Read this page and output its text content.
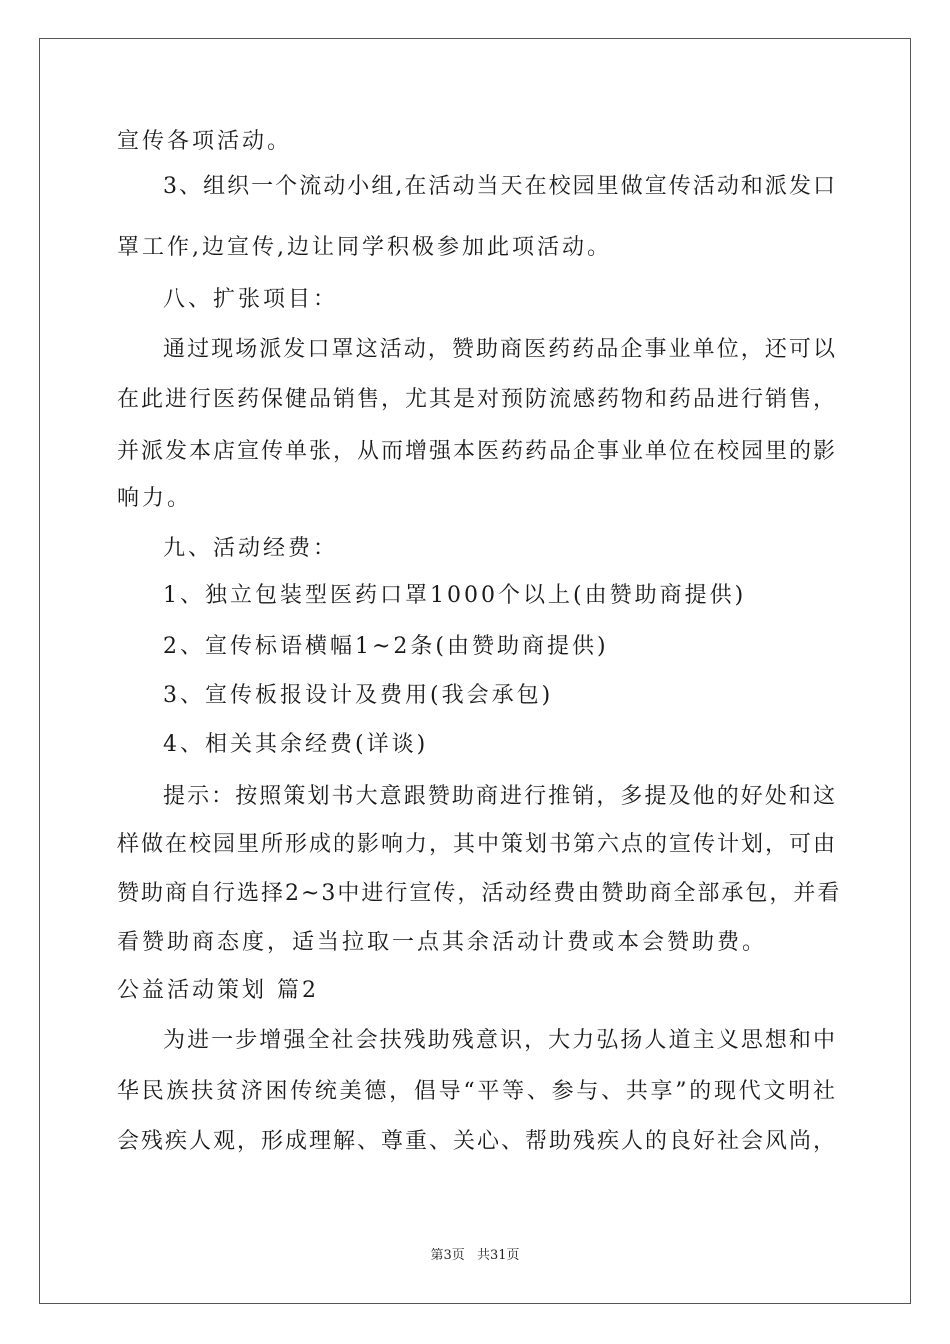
宣传各项活动。
3、组织一个流动小组,在活动当天在校园里做宣传活动和派发口
罩工作,边宣传,边让同学积极参加此项活动。
八、扩张项目：
通过现场派发口罩这活动，赞助商医药药品企事业单位，还可以
在此进行医药保健品销售，尤其是对预防流感药物和药品进行销售，
并派发本店宣传单张，从而增强本医药药品企事业单位在校园里的影
响力。
九、活动经费：
1、独立包装型医药口罩1000个以上(由赞助商提供)
2、宣传标语横幅1~2条(由赞助商提供)
3、宣传板报设计及费用(我会承包)
4、相关其余经费(详谈)
提示：按照策划书大意跟赞助商进行推销，多提及他的好处和这
样做在校园里所形成的影响力，其中策划书第六点的宣传计划，可由
赞助商自行选择2~3中进行宣传，活动经费由赞助商全部承包，并看
看赞助商态度，适当拉取一点其余活动计费或本会赞助费。
公益活动策划 篇2
为进一步增强全社会扶残助残意识，大力弘扬人道主义思想和中
华民族扶贫济困传统美德，倡导“平等、参与、共享”的现代文明社
会残疾人观，形成理解、尊重、关心、帮助残疾人的良好社会风尚，
第3页 共31页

=-=-=-=-=

WHAT IS ASKED
Reproduce every line precisely as given, omitting all pictures.

FULL SOLUTION
Read this page and output its text content.
宣传各项活动。
3、组织一个流动小组,在活动当天在校园里做宣传活动和派发口
罩工作,边宣传,边让同学积极参加此项活动。
八、扩张项目：
通过现场派发口罩这活动，赞助商医药药品企事业单位，还可以
在此进行医药保健品销售，尤其是对预防流感药物和药品进行销售，
并派发本店宣传单张，从而增强本医药药品企事业单位在校园里的影
响力。
九、活动经费：
1、独立包装型医药口罩1000个以上(由赞助商提供)
2、宣传标语横幅1~2条(由赞助商提供)
3、宣传板报设计及费用(我会承包)
4、相关其余经费(详谈)
提示：按照策划书大意跟赞助商进行推销，多提及他的好处和这
样做在校园里所形成的影响力，其中策划书第六点的宣传计划，可由
赞助商自行选择2~3中进行宣传，活动经费由赞助商全部承包，并看
看赞助商态度，适当拉取一点其余活动计费或本会赞助费。
公益活动策划 篇2
为进一步增强全社会扶残助残意识，大力弘扬人道主义思想和中
华民族扶贫济困传统美德，倡导“平等、参与、共享”的现代文明社
会残疾人观，形成理解、尊重、关心、帮助残疾人的良好社会风尚，
第3页 共31页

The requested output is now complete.